(TASK TO CARRY OUT) Reproduce the listing exactly, with no pictures in your copy.

(DATA ENTRIES)
------------------------------------------------

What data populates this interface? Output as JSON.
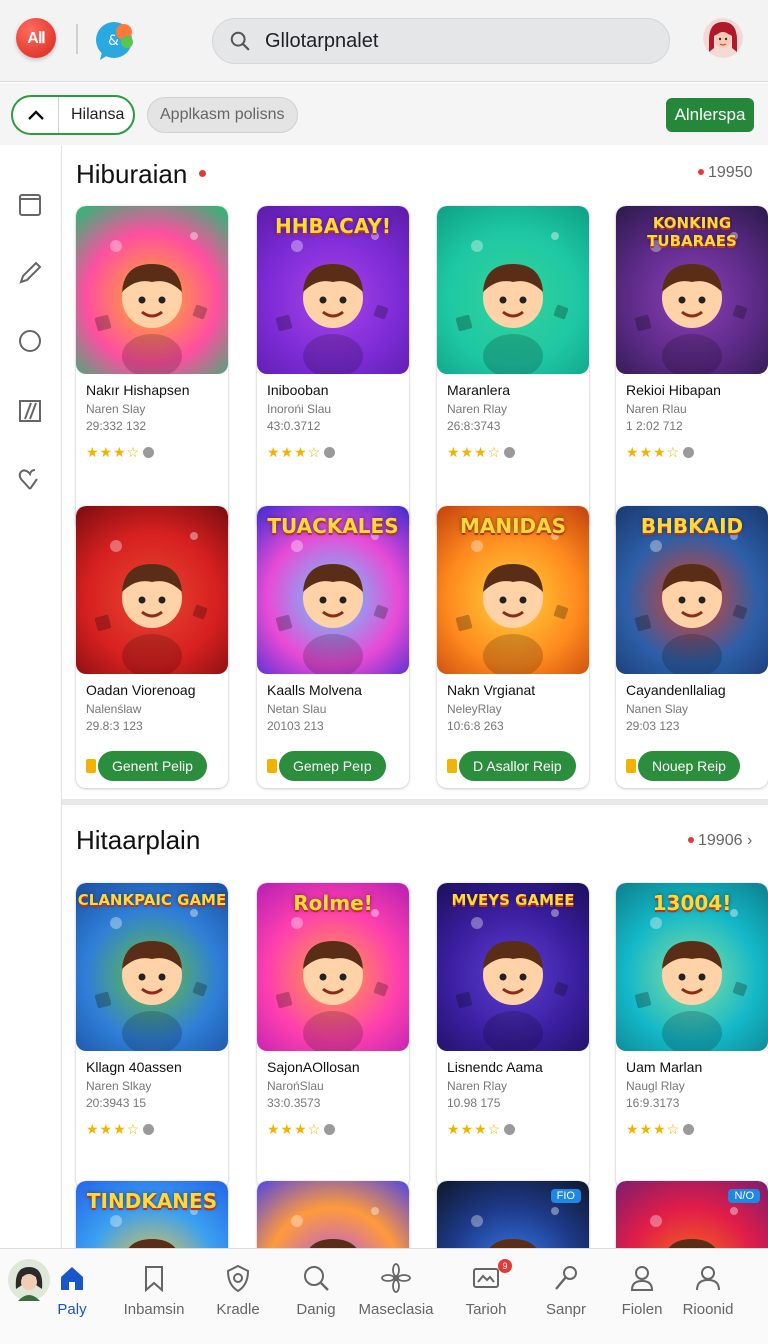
{
  "topbar": {
    "logo_text": "AⅡ",
    "search_value": "Gllotarpnalet",
    "search_placeholder": "Gllotarpnalet"
  },
  "filters": {
    "chip_main_label": "Hilansa",
    "chip_secondary_label": "Applkasm polisns",
    "action_button_label": "Alnlerspa"
  },
  "sections": [
    {
      "title": "Hiburaian",
      "count": "19950",
      "cards": [
        {
          "title": "Nakır Hishapsen",
          "subtitle": "Naren Slay",
          "meta": "29:332 132",
          "stars": "★★★☆",
          "colors": [
            "#ff4fa0",
            "#ffb21e",
            "#1dbf73"
          ]
        },
        {
          "title": "Inibooban",
          "subtitle": "Inorońi Slau",
          "meta": "43:0.3712",
          "stars": "★★★☆",
          "colors": [
            "#7d2bd6",
            "#a845e8",
            "#5a1ca8"
          ],
          "art_text": "HHBACAY!"
        },
        {
          "title": "Maranlera",
          "subtitle": "Naren Rlay",
          "meta": "26:8:3743",
          "stars": "★★★☆",
          "colors": [
            "#1ec8a4",
            "#34d399",
            "#0e9f85"
          ]
        },
        {
          "title": "Rekioi Hibapan",
          "subtitle": "Naren Rlau",
          "meta": "1 2:02 712",
          "stars": "★★★☆",
          "colors": [
            "#5b2a86",
            "#8e3fb8",
            "#2c1a4a"
          ],
          "art_text": "KONKING TUBARAES"
        }
      ]
    },
    {
      "title": "",
      "count": "",
      "cards": [
        {
          "title": "Oadan Viorenoag",
          "subtitle": "Nalenślaw",
          "meta": "29.8:3 123",
          "play": "Genent Pelip",
          "colors": [
            "#d62020",
            "#e84830",
            "#7a0c10"
          ]
        },
        {
          "title": "Kaalls Molvena",
          "subtitle": "Netan Slau",
          "meta": "20103 213",
          "play": "Gemep Peıp",
          "colors": [
            "#e84bd6",
            "#5fd0ff",
            "#3b2ad1"
          ],
          "art_text": "TUACKALES"
        },
        {
          "title": "Nakn Vrgianat",
          "subtitle": "NeleyRlay",
          "meta": "10:6:8 263",
          "play": "D Asallor Reip",
          "colors": [
            "#ff8a1e",
            "#ffd23b",
            "#c2410c"
          ],
          "art_text": "MANIDAS"
        },
        {
          "title": "Cayandenllaliag",
          "subtitle": "Nanen Slay",
          "meta": "29:03 123",
          "play": "Nouep Reip",
          "colors": [
            "#2d5fa8",
            "#e0402a",
            "#1a3870"
          ],
          "art_text": "BHBKAID"
        }
      ]
    },
    {
      "title": "Hitaarplain",
      "count": "19906",
      "cards": [
        {
          "title": "Kllagn 40assen",
          "subtitle": "Naren Slkay",
          "meta": "20:3943 15",
          "stars": "★★★☆",
          "colors": [
            "#2f7fd8",
            "#67c23a",
            "#1a4fa0"
          ],
          "art_text": "CLANKPAIC GAME"
        },
        {
          "title": "SajonAOllosan",
          "subtitle": "NarońSlau",
          "meta": "33:0.3573",
          "stars": "★★★☆",
          "colors": [
            "#ff3fae",
            "#ffa13f",
            "#b51fb5"
          ],
          "art_text": "Rolme!"
        },
        {
          "title": "Lisnendc Aama",
          "subtitle": "Naren Rlay",
          "meta": "10.98 175",
          "stars": "★★★☆",
          "colors": [
            "#3a1e9e",
            "#5d3fd3",
            "#1c0f5c"
          ],
          "art_text": "MVEYS GAMEE"
        },
        {
          "title": "Uam Marlan",
          "subtitle": "Naugl Rlay",
          "meta": "16:9.3173",
          "stars": "★★★☆",
          "colors": [
            "#14b8c8",
            "#88e0a0",
            "#0d7f8c"
          ],
          "art_text": "13004!"
        }
      ]
    },
    {
      "title": "",
      "count": "",
      "cards": [
        {
          "colors": [
            "#3aa0f0",
            "#ffcc33",
            "#2563eb"
          ],
          "art_text": "TINDKANES"
        },
        {
          "colors": [
            "#ff9a3c",
            "#a855f7",
            "#4f46e5"
          ]
        },
        {
          "colors": [
            "#1e3a8a",
            "#3b82f6",
            "#0f172a"
          ],
          "badge": "FIO"
        },
        {
          "colors": [
            "#e11d48",
            "#f97316",
            "#7c1d6f"
          ],
          "badge": "N/O"
        }
      ]
    }
  ],
  "bottom_nav": [
    {
      "label": "Paly",
      "icon": "home-icon",
      "active": true
    },
    {
      "label": "Inbamsin",
      "icon": "bookmark-icon"
    },
    {
      "label": "Kradle",
      "icon": "shield-icon"
    },
    {
      "label": "Danig",
      "icon": "search-icon"
    },
    {
      "label": "Maseclasia",
      "icon": "flower-icon"
    },
    {
      "label": "Tarioh",
      "icon": "inbox-icon",
      "badge": "9"
    },
    {
      "label": "Sanpr",
      "icon": "microphone-icon"
    },
    {
      "label": "Fiolen",
      "icon": "person-icon"
    },
    {
      "label": "Rioonid",
      "icon": "profile-icon"
    }
  ],
  "colors": {
    "accent_green": "#2b8e3d",
    "nav_active": "#1a56c8",
    "dot_red": "#e53935"
  }
}
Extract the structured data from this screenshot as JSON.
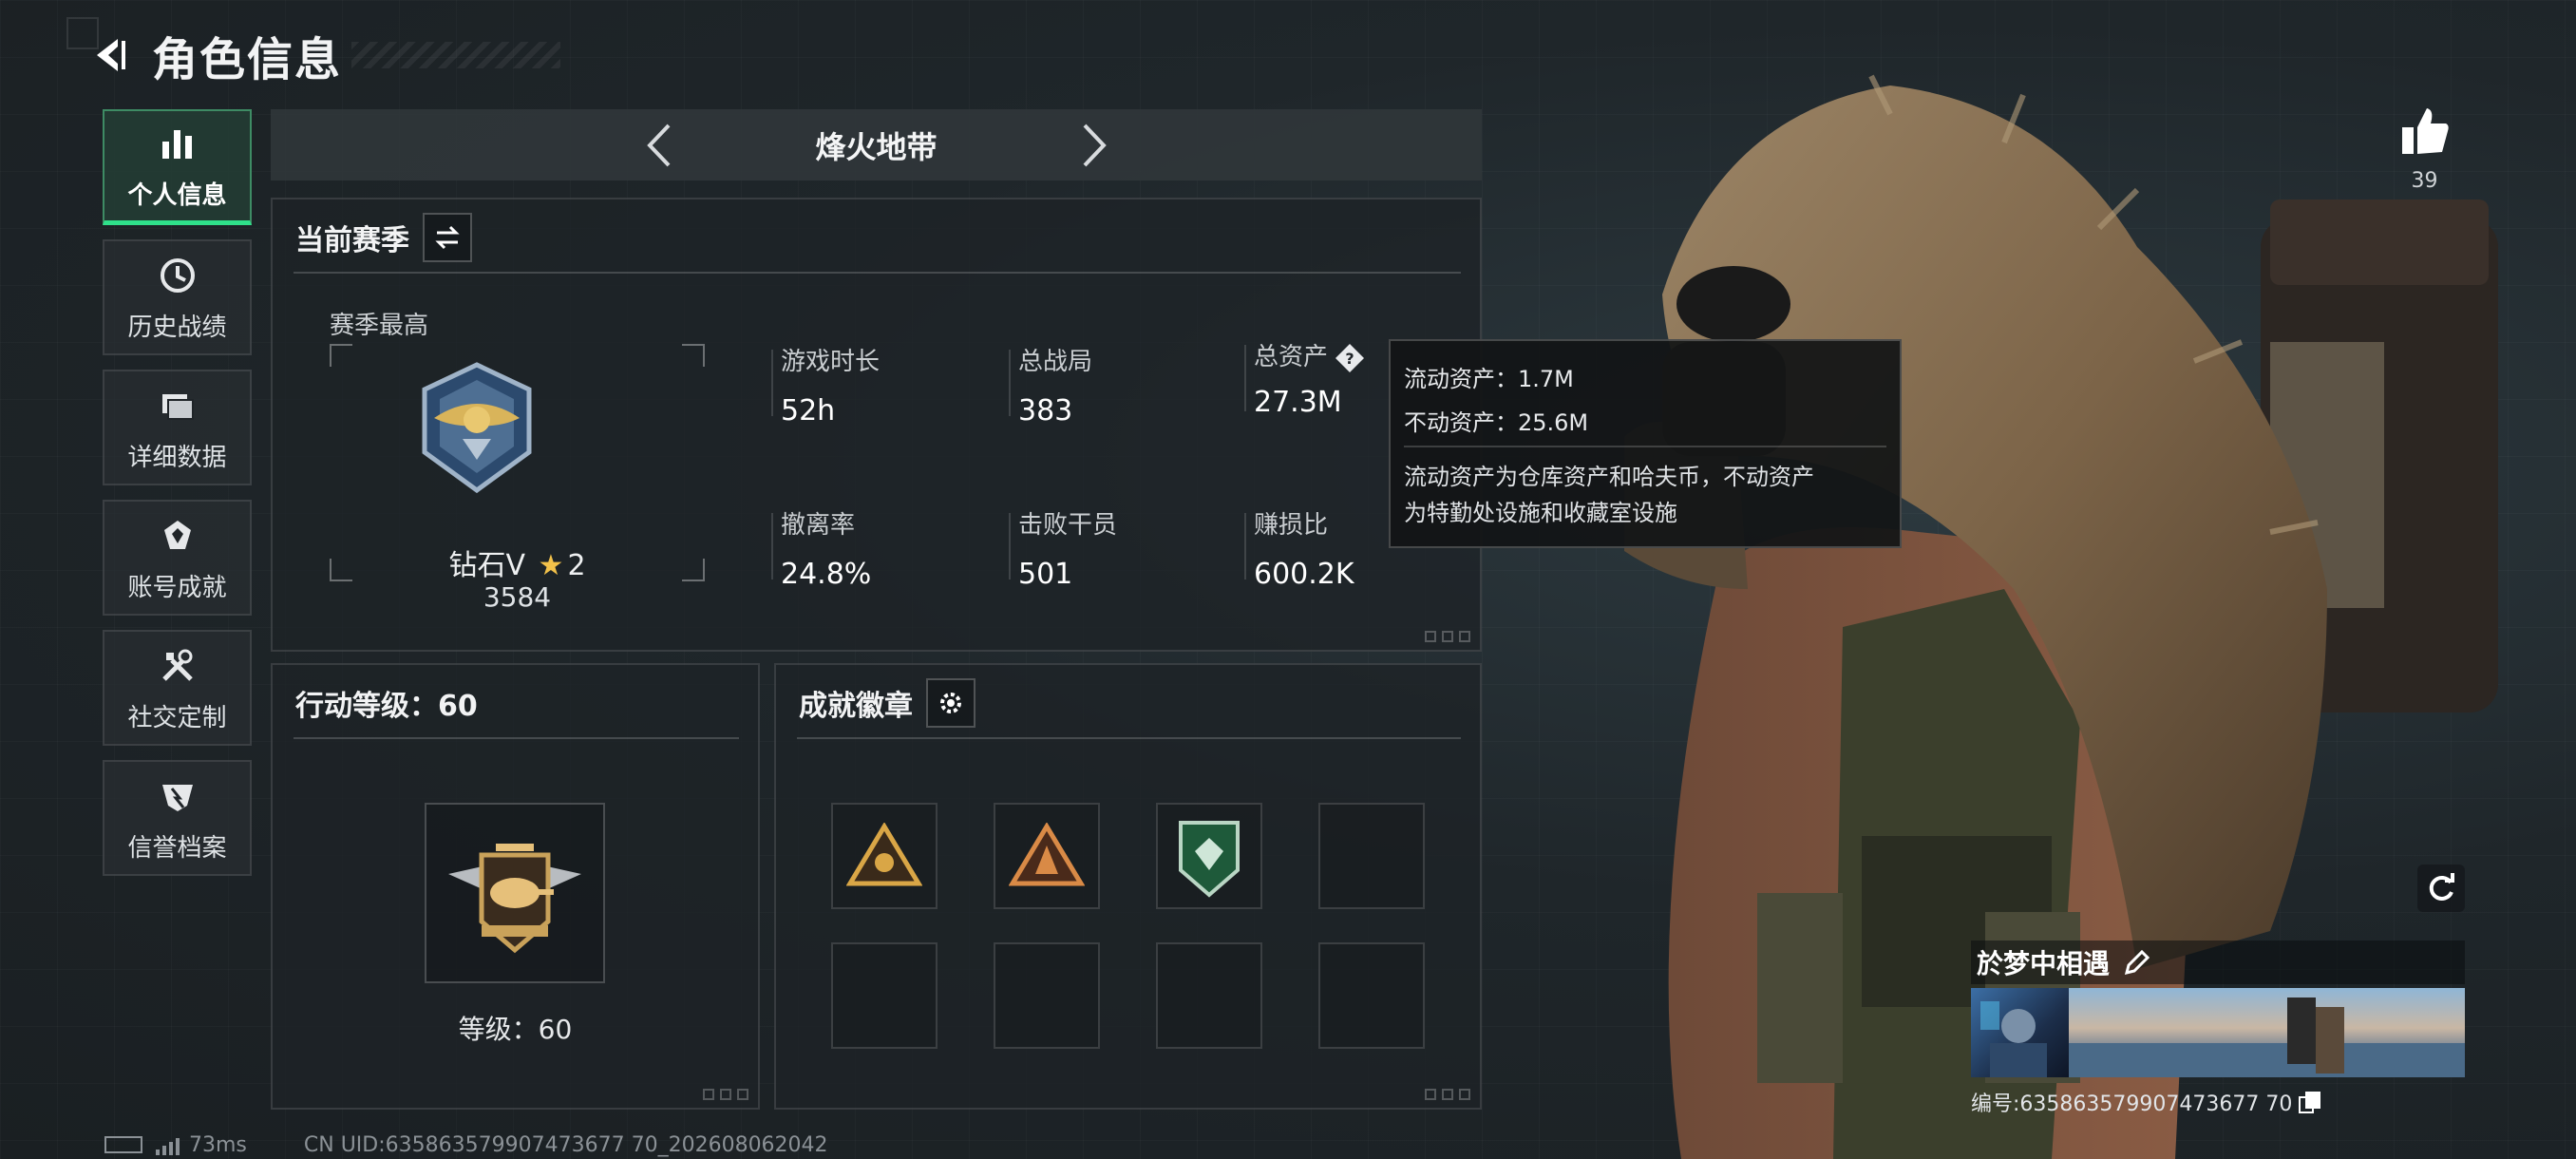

------------------------------------------------

(CORRECT OUTPUT)
What data populates this interface? Output as JSON.
{
  "topbar": {
    "logo_text": "AⅡ",
    "search_value": "Gllotarpnalet",
    "search_placeholder": "Gllotarpnalet"
  },
  "filters": {
    "chip_main_label": "Hilansa",
    "chip_secondary_label": "Applkasm polisns",
    "action_button_label": "Alnlerspa"
  },
  "sections": [
    {
      "title": "Hiburaian",
      "count": "19950",
      "cards": [
        {
          "title": "Nakır Hishapsen",
          "subtitle": "Naren Slay",
          "meta": "29:332 132",
          "stars": "★★★☆",
          "colors": [
            "#ff4fa0",
            "#ffb21e",
            "#1dbf73"
          ]
        },
        {
          "title": "Inibooban",
          "subtitle": "Inorońi Slau",
          "meta": "43:0.3712",
          "stars": "★★★☆",
          "colors": [
            "#7d2bd6",
            "#a845e8",
            "#5a1ca8"
          ],
          "art_text": "HHBACAY!"
        },
        {
          "title": "Maranlera",
          "subtitle": "Naren Rlay",
          "meta": "26:8:3743",
          "stars": "★★★☆",
          "colors": [
            "#1ec8a4",
            "#34d399",
            "#0e9f85"
          ]
        },
        {
          "title": "Rekioi Hibapan",
          "subtitle": "Naren Rlau",
          "meta": "1 2:02 712",
          "stars": "★★★☆",
          "colors": [
            "#5b2a86",
            "#8e3fb8",
            "#2c1a4a"
          ],
          "art_text": "KONKING TUBARAES"
        }
      ]
    },
    {
      "title": "",
      "count": "",
      "cards": [
        {
          "title": "Oadan Viorenoag",
          "subtitle": "Nalenślaw",
          "meta": "29.8:3 123",
          "play": "Genent Pelip",
          "colors": [
            "#d62020",
            "#e84830",
            "#7a0c10"
          ]
        },
        {
          "title": "Kaalls Molvena",
          "subtitle": "Netan Slau",
          "meta": "20103 213",
          "play": "Gemep Peıp",
          "colors": [
            "#e84bd6",
            "#5fd0ff",
            "#3b2ad1"
          ],
          "art_text": "TUACKALES"
        },
        {
          "title": "Nakn Vrgianat",
          "subtitle": "NeleyRlay",
          "meta": "10:6:8 263",
          "play": "D Asallor Reip",
          "colors": [
            "#ff8a1e",
            "#ffd23b",
            "#c2410c"
          ],
          "art_text": "MANIDAS"
        },
        {
          "title": "Cayandenllaliag",
          "subtitle": "Nanen Slay",
          "meta": "29:03 123",
          "play": "Nouep Reip",
          "colors": [
            "#2d5fa8",
            "#e0402a",
            "#1a3870"
          ],
          "art_text": "BHBKAID"
        }
      ]
    },
    {
      "title": "Hitaarplain",
      "count": "19906",
      "cards": [
        {
          "title": "Kllagn 40assen",
          "subtitle": "Naren Slkay",
          "meta": "20:3943 15",
          "stars": "★★★☆",
          "colors": [
            "#2f7fd8",
            "#67c23a",
            "#1a4fa0"
          ],
          "art_text": "CLANKPAIC GAME"
        },
        {
          "title": "SajonAOllosan",
          "subtitle": "NarońSlau",
          "meta": "33:0.3573",
          "stars": "★★★☆",
          "colors": [
            "#ff3fae",
            "#ffa13f",
            "#b51fb5"
          ],
          "art_text": "Rolme!"
        },
        {
          "title": "Lisnendc Aama",
          "subtitle": "Naren Rlay",
          "meta": "10.98 175",
          "stars": "★★★☆",
          "colors": [
            "#3a1e9e",
            "#5d3fd3",
            "#1c0f5c"
          ],
          "art_text": "MVEYS GAMEE"
        },
        {
          "title": "Uam Marlan",
          "subtitle": "Naugl Rlay",
          "meta": "16:9.3173",
          "stars": "★★★☆",
          "colors": [
            "#14b8c8",
            "#88e0a0",
            "#0d7f8c"
          ],
          "art_text": "13004!"
        }
      ]
    },
    {
      "title": "",
      "count": "",
      "cards": [
        {
          "colors": [
            "#3aa0f0",
            "#ffcc33",
            "#2563eb"
          ],
          "art_text": "TINDKANES"
        },
        {
          "colors": [
            "#ff9a3c",
            "#a855f7",
            "#4f46e5"
          ]
        },
        {
          "colors": [
            "#1e3a8a",
            "#3b82f6",
            "#0f172a"
          ],
          "badge": "FIO"
        },
        {
          "colors": [
            "#e11d48",
            "#f97316",
            "#7c1d6f"
          ],
          "badge": "N/O"
        }
      ]
    }
  ],
  "bottom_nav": [
    {
      "label": "Paly",
      "icon": "home-icon",
      "active": true
    },
    {
      "label": "Inbamsin",
      "icon": "bookmark-icon"
    },
    {
      "label": "Kradle",
      "icon": "shield-icon"
    },
    {
      "label": "Danig",
      "icon": "search-icon"
    },
    {
      "label": "Maseclasia",
      "icon": "flower-icon"
    },
    {
      "label": "Tarioh",
      "icon": "inbox-icon",
      "badge": "9"
    },
    {
      "label": "Sanpr",
      "icon": "microphone-icon"
    },
    {
      "label": "Fiolen",
      "icon": "person-icon"
    },
    {
      "label": "Rioonid",
      "icon": "profile-icon"
    }
  ],
  "colors": {
    "accent_green": "#2b8e3d",
    "nav_active": "#1a56c8",
    "dot_red": "#e53935"
  }
}
Extract the structured data from this screenshot as JSON.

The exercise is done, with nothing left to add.